• EXERCISE: Look through the entries below and count the lines with the word "فيزياء" in them; give only the number.

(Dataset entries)
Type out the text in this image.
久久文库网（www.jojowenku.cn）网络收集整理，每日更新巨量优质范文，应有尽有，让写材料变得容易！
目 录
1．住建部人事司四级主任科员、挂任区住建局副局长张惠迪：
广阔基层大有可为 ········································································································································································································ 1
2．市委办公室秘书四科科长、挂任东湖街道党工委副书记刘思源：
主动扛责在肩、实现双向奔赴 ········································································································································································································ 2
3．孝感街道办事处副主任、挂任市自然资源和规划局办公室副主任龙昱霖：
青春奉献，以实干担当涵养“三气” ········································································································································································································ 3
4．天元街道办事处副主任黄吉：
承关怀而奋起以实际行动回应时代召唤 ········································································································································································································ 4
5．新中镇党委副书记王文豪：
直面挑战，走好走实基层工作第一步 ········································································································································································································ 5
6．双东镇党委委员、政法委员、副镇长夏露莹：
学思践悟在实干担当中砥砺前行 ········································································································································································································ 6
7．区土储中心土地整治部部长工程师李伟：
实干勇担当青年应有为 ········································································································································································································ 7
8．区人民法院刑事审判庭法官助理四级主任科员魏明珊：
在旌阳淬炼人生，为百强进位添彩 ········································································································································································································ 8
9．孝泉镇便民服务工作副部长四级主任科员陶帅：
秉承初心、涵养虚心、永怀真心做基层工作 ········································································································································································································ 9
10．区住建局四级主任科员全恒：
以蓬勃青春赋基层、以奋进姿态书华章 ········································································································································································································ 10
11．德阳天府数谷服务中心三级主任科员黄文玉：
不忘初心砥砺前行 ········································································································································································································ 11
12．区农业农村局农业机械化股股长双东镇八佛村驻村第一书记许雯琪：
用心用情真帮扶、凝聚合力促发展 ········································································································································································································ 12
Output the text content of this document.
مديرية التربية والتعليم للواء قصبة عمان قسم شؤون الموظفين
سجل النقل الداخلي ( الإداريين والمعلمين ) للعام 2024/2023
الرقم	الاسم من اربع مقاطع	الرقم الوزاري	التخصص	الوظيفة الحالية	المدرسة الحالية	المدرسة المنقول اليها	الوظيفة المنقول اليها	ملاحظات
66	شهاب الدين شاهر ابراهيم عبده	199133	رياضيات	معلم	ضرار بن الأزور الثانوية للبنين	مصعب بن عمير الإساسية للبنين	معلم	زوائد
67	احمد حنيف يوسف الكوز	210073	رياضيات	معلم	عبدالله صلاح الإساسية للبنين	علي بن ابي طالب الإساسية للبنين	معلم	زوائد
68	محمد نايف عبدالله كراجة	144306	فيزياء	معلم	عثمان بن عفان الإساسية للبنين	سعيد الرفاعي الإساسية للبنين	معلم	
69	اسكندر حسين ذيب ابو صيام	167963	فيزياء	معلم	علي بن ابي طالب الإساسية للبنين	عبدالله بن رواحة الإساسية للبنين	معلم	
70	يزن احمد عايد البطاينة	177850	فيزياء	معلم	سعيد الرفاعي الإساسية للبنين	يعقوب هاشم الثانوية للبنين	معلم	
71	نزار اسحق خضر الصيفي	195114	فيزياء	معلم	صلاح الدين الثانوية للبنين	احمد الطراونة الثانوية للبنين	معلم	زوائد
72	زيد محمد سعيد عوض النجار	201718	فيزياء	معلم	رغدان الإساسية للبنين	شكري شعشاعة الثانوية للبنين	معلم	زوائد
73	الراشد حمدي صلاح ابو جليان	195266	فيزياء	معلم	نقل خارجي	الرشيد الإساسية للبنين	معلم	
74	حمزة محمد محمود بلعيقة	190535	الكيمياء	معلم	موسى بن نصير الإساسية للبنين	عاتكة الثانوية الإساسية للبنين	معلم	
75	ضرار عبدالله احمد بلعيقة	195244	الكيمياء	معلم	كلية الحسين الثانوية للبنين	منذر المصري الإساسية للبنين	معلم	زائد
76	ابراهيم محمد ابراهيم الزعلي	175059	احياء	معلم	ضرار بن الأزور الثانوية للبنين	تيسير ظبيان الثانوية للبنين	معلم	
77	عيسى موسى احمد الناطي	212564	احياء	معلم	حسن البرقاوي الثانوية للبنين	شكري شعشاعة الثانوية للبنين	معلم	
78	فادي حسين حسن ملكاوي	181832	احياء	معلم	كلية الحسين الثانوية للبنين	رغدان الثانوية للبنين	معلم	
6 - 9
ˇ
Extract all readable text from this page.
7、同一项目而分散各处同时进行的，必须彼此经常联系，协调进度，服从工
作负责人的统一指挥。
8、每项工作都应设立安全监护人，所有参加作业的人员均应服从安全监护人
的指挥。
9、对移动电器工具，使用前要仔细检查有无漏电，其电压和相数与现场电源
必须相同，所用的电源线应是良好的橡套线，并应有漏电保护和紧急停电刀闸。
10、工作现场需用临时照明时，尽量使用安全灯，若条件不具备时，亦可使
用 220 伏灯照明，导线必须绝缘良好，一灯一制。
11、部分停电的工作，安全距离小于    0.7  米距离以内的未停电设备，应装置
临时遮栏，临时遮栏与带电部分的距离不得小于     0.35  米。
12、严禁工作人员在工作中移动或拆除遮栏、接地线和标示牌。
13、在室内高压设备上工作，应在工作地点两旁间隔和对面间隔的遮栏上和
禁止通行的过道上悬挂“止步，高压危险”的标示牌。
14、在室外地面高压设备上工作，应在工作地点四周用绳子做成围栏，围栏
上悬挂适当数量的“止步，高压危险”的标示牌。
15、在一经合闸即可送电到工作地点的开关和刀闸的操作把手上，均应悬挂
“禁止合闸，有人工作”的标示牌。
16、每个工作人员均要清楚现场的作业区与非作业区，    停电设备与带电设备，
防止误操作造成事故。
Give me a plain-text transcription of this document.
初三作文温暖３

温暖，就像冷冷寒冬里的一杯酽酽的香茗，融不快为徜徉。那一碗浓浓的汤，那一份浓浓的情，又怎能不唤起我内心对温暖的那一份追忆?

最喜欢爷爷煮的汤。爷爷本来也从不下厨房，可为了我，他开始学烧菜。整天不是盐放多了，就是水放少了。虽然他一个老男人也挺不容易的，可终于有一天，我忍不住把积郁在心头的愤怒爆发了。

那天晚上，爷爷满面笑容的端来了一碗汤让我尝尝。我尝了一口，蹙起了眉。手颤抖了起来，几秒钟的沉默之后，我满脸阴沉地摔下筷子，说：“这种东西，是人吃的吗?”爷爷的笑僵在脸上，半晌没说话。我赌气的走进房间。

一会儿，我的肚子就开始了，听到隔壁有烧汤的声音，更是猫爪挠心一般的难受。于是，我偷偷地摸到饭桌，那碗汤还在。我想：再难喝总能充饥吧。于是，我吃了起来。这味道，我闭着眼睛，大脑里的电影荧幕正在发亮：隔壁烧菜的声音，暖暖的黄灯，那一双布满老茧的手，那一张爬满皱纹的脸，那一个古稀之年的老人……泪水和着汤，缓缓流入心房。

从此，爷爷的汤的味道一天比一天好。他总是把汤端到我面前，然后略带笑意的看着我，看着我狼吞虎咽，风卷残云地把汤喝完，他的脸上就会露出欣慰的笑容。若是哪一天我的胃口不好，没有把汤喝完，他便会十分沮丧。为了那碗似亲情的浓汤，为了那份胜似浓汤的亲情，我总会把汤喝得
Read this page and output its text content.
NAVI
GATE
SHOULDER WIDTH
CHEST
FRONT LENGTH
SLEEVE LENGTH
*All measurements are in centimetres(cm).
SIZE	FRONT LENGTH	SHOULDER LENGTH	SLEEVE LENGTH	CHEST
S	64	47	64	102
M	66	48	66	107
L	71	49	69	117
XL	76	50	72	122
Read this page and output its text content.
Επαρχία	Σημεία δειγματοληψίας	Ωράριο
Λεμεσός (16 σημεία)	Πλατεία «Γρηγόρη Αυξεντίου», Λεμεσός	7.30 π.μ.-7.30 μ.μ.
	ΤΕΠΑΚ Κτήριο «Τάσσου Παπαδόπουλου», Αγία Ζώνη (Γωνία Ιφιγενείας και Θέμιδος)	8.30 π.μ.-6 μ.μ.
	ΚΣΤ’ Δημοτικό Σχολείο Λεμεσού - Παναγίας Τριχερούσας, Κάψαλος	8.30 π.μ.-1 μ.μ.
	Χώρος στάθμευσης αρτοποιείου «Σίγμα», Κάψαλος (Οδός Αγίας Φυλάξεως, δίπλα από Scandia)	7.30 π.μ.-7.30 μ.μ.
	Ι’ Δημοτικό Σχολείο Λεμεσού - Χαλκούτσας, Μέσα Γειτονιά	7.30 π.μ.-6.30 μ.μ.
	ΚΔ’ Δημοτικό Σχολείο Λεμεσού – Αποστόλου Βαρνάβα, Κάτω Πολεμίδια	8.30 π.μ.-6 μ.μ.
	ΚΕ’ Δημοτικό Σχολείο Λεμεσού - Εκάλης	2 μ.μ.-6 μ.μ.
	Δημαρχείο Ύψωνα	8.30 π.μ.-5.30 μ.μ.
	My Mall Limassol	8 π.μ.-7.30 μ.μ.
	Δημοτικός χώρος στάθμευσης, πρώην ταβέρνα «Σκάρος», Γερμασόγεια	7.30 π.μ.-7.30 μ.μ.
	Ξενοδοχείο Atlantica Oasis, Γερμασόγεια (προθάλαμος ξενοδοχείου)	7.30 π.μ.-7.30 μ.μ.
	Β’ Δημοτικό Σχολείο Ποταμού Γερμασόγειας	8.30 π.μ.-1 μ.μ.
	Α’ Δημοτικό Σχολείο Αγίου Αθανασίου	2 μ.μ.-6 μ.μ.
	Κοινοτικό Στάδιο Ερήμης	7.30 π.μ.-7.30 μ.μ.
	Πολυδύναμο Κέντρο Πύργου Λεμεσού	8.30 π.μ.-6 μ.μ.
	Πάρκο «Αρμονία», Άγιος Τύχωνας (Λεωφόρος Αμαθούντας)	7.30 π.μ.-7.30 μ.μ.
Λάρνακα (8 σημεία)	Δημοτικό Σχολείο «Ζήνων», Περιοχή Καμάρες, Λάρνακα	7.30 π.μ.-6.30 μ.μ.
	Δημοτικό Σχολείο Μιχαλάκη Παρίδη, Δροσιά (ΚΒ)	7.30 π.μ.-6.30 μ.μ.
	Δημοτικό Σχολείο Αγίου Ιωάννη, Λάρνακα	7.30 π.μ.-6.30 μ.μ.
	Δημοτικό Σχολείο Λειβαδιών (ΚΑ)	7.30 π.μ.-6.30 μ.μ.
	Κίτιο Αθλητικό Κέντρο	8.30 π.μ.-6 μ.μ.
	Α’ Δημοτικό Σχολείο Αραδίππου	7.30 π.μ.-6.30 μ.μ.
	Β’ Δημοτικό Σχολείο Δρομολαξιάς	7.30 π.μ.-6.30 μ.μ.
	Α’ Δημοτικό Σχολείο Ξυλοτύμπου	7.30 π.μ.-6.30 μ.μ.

• CORRECT RESPONSE: 6